Copy the steganography page from "Computer Science 1050" to "132 is negligible.", changing "8 bits" to "eight bits".

* PASSAGE GIVEN:
---+---
Steganography

Computer Science 1050
Introduction to Computer Science: Multimedia

Steganography

Human Perception

Because we use 8 bits for each color channel in images, allowing red, green, and blue components to be expressed as numbers anywhere from 0 to 255, there are more than 16 million distinct colors that can be expressed. In reality, human perception is not likely to be strong enough to differentiate between each of those. In particular, the effective difference between say a red value of 131 and a red value of 132 is negligible.

Lossy Compression

Some common image file formats, such as jpeg, rely on what is known as lossy compression, employing techniques that can shrink the overall size of files, but by carefully trading off some of the accuracy in individual pixel's color values. The stanards allow for tuning the level of tradeoff between compression and quality. Given limitiation on human perception, this is often a reasonable tradeoff to make in the interest of reducing the size of the stored files.

Steganography

Another way we can advantage the precision of a saved image with the inherent lack of precision in the human perception is to encode secret information within the original image. This practice is known as steganography (Greek for "covered writing"), and is described further on Wikipedia and in an article by fellow SLU faculty member, Bryan Clair. This is closely related to a concept of digital watermarking, in which media files can be altered to add a destinctive "signature" that can later be used to recognize or authenticate a copy or derivative piece of work.

Implementation

To use steganography for image files, we must begin by using an image format, such as png, which is guaranteed to maintain a lossless representation of the information. That is, if we set a particular pixel's red component to 157, we need to be sure that when the file is saved and reloaded, that the pixel value will continue to be recorded as 157. Now we can make subtle changes to the precise color choices to encode additional information. As a simple rule, we can choose to let each color component of each pixel represent one bit of information by updating the color component to be an even number to represent bit value 0 and an odd number to represent bit value 1. In this way, a 1024x768 picture can already encode more than 2 million bits of other information, and we could get even more if we were willing to allow greater degredation of quality (not to mention use of the alpha channel).
---+---
* INFORMATION GIVEN:

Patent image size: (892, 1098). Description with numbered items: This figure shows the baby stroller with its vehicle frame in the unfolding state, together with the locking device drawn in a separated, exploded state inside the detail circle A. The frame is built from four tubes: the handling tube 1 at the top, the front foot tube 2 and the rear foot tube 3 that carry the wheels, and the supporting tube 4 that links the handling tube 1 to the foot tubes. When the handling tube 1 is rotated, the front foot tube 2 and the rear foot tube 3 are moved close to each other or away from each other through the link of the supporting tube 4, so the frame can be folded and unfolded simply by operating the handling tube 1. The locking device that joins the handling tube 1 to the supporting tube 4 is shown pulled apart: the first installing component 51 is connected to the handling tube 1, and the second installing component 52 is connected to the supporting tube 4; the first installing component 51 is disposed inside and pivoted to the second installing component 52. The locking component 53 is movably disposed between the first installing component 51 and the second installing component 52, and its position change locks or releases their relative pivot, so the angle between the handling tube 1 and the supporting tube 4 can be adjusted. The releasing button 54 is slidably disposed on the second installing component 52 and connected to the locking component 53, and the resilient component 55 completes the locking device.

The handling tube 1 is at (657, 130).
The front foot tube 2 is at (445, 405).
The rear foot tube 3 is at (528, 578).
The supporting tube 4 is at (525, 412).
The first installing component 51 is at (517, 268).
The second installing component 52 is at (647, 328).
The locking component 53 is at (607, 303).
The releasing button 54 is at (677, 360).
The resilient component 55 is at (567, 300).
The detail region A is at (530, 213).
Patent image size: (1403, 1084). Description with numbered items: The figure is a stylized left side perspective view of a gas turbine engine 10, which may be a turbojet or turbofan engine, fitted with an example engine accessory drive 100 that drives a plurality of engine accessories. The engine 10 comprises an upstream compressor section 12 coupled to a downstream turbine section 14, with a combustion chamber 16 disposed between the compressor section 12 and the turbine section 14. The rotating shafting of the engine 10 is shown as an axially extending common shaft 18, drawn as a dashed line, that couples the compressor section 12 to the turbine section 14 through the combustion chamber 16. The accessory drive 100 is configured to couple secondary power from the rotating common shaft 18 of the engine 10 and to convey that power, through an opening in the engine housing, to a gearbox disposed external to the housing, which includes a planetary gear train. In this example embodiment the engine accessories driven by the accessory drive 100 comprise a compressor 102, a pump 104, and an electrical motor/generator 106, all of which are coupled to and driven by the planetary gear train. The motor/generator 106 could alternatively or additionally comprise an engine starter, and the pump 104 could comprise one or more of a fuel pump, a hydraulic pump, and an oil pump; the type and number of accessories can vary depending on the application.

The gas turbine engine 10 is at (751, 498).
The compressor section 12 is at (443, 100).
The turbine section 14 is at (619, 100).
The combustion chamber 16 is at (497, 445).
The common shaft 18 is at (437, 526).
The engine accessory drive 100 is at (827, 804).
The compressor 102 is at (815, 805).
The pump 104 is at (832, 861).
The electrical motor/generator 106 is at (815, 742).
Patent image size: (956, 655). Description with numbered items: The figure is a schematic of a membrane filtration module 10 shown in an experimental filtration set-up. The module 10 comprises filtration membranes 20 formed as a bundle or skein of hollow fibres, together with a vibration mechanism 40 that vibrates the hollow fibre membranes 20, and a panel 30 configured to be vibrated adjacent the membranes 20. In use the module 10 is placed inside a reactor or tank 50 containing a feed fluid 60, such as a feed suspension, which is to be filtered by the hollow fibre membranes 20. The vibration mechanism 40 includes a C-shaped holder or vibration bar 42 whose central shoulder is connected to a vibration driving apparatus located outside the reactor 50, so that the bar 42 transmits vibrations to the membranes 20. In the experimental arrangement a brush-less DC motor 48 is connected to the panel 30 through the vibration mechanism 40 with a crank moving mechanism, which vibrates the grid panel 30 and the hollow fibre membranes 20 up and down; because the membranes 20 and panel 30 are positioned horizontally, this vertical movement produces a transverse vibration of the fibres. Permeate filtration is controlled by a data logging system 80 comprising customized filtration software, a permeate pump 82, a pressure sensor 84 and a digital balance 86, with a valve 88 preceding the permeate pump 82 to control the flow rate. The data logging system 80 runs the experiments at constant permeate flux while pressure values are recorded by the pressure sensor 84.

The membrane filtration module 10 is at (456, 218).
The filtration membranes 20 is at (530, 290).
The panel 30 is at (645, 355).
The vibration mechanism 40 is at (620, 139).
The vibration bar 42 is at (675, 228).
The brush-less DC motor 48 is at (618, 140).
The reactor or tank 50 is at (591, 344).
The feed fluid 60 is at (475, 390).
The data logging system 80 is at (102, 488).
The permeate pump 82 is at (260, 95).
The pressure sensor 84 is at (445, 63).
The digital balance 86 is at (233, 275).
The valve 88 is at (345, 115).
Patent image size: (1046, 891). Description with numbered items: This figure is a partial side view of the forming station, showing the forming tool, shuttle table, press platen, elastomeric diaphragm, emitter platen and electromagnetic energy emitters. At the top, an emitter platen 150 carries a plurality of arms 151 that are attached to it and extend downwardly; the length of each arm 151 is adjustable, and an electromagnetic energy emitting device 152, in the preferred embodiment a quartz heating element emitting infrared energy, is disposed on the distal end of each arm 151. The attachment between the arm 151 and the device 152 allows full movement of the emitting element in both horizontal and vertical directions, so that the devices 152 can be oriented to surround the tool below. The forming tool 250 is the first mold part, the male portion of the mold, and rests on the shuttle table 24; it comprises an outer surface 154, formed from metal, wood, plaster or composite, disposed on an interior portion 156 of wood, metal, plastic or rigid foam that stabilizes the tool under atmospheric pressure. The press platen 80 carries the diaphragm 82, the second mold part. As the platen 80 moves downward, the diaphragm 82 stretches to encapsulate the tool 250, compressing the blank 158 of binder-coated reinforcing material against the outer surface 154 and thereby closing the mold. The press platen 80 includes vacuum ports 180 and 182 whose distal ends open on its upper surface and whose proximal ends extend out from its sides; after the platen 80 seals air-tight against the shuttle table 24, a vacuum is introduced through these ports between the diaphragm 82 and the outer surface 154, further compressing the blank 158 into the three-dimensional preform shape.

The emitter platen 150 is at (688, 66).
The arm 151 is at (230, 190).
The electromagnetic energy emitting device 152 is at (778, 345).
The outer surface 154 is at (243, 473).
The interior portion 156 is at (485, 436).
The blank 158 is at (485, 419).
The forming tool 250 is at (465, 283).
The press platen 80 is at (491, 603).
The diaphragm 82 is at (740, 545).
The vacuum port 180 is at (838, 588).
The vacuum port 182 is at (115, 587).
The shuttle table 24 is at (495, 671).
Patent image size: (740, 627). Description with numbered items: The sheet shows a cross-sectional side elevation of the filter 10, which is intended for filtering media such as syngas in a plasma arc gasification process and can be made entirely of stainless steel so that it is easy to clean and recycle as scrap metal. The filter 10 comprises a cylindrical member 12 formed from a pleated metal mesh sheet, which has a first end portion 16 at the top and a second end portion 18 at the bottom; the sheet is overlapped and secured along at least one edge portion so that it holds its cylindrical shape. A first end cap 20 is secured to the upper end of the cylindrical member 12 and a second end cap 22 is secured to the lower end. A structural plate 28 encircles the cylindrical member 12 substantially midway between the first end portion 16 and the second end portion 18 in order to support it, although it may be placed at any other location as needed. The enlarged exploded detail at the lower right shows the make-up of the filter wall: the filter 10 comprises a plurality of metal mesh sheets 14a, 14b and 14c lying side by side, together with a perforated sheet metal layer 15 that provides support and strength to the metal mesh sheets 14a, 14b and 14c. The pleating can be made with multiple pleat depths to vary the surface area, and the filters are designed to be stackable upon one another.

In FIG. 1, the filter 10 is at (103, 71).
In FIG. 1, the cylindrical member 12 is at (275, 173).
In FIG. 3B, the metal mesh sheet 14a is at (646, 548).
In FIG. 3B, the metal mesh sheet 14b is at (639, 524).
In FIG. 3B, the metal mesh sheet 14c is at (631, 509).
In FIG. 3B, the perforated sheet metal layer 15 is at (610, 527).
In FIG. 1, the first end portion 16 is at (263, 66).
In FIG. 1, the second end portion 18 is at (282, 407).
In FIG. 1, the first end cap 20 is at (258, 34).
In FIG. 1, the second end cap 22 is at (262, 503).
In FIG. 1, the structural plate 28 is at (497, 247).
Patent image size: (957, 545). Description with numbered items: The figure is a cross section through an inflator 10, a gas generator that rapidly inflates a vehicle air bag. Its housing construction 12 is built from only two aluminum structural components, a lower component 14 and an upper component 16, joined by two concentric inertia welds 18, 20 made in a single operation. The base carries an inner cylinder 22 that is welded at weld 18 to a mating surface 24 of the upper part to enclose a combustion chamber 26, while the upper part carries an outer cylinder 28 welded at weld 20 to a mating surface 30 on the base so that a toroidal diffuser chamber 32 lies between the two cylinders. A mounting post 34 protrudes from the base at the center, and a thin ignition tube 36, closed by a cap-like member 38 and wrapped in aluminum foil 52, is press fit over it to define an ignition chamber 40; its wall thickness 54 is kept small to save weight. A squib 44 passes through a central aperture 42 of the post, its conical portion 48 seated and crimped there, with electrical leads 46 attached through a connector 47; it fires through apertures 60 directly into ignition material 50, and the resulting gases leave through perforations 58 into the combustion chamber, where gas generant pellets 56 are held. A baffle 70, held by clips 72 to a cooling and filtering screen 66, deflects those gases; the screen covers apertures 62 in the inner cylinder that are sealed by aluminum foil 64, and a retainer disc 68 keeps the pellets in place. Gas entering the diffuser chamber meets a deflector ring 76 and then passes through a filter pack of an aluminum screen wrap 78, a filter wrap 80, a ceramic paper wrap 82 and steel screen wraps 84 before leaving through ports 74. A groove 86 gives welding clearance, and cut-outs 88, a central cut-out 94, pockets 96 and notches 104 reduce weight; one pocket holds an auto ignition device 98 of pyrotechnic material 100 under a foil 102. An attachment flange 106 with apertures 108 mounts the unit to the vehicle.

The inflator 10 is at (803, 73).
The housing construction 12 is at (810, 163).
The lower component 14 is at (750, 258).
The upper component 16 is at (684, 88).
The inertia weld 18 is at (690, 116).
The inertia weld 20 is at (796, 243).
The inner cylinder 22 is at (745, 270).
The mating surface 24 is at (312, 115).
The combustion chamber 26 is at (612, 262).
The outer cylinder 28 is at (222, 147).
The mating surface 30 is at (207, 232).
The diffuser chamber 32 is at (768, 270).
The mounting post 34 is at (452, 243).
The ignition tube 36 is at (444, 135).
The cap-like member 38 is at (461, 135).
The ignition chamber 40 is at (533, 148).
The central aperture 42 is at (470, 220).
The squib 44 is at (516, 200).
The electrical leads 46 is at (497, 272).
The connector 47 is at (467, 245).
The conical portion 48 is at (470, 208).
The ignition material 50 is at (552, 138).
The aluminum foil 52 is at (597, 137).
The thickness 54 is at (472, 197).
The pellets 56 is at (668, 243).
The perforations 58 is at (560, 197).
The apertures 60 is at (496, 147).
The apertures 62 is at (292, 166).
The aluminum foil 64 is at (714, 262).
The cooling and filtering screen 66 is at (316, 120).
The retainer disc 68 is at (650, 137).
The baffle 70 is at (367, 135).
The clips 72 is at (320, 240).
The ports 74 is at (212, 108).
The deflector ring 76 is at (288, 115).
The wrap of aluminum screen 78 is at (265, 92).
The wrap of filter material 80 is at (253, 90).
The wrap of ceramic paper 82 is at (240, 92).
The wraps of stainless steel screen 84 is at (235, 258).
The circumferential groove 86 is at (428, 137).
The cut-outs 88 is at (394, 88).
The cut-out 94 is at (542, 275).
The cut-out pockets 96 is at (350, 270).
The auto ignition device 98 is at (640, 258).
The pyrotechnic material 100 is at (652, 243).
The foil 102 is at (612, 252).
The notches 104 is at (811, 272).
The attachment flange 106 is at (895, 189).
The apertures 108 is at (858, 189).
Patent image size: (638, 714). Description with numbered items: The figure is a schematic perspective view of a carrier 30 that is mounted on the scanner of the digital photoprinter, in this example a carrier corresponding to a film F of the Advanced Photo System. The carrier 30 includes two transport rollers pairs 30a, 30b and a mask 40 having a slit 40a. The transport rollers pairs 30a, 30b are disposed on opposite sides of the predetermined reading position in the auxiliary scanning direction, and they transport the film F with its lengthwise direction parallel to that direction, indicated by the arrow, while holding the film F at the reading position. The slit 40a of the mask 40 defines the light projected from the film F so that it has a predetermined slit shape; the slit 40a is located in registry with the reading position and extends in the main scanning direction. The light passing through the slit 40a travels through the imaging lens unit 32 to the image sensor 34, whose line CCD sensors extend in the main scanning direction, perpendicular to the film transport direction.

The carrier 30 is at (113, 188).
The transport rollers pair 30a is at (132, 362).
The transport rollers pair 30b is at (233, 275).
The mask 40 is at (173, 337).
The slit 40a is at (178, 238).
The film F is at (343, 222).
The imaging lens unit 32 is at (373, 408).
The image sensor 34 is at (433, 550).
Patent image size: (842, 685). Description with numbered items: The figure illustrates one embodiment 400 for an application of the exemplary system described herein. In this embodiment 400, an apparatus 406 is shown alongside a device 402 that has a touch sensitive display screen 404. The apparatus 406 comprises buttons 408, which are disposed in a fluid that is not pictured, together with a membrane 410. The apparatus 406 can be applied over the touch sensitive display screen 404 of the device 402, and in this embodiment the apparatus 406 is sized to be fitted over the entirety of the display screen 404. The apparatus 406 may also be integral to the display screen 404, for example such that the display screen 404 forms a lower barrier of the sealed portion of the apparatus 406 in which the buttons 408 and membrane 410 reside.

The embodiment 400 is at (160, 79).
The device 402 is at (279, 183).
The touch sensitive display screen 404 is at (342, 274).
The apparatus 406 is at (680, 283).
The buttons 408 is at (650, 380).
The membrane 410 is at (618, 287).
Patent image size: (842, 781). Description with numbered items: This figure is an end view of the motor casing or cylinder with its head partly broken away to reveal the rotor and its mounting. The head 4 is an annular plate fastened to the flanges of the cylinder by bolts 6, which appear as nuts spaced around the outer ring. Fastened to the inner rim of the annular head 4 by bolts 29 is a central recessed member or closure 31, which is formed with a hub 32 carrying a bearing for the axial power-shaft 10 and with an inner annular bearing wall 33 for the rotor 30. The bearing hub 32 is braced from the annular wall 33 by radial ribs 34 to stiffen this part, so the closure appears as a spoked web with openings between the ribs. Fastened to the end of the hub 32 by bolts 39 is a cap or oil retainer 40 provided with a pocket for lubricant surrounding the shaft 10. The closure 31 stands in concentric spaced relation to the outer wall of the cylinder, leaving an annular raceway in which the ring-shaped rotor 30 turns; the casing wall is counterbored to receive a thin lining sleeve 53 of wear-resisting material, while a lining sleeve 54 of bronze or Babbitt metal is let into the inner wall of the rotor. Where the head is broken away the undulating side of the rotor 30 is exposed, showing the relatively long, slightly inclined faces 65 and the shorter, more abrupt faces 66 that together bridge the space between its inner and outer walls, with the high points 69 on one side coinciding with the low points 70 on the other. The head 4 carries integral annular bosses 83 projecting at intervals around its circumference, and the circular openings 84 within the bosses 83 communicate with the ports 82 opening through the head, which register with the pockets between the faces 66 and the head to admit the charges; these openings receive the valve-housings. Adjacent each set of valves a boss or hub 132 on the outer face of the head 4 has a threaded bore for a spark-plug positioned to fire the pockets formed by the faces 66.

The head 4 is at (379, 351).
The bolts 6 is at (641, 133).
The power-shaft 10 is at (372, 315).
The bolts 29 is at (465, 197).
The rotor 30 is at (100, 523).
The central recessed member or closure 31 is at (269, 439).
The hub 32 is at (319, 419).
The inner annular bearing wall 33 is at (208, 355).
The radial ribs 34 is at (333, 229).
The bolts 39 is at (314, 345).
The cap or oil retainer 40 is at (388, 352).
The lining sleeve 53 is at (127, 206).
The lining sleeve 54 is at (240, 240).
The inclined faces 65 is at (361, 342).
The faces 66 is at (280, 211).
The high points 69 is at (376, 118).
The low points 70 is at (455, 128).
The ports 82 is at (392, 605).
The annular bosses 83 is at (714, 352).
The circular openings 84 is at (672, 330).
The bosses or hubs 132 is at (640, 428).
---+---
* TASK ANSWER:
Computer Science 1050
Introduction to Computer Science: Multimedia

Steganography

Human Perception

Because we use eight bits for each color channel in images, allowing red, green, and blue components to be expressed as numbers anywhere from 0 to 255, there are more than 16 million distinct colors that can be expressed. In reality, human perception is not likely to be strong enough to differentiate between each of those. In particular, the effective difference between say a red value of 131 and a red value of 132 is negligible.